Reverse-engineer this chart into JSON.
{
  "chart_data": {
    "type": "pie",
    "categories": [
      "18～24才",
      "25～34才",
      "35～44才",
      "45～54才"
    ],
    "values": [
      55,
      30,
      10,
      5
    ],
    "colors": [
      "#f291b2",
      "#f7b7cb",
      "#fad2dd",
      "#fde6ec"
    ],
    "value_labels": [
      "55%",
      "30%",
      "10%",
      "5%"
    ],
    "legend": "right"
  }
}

> _What you will do_: Give back each line above precisely as it stands.

> _Answer to the task_:
Reverse-engineer this chart into JSON.
{
  "chart_data": {
    "type": "pie",
    "categories": [
      "18～24才",
      "25～34才",
      "35～44才",
      "45～54才"
    ],
    "values": [
      55,
      30,
      10,
      5
    ],
    "colors": [
      "#f291b2",
      "#f7b7cb",
      "#fad2dd",
      "#fde6ec"
    ],
    "value_labels": [
      "55%",
      "30%",
      "10%",
      "5%"
    ],
    "legend": "right"
  }
}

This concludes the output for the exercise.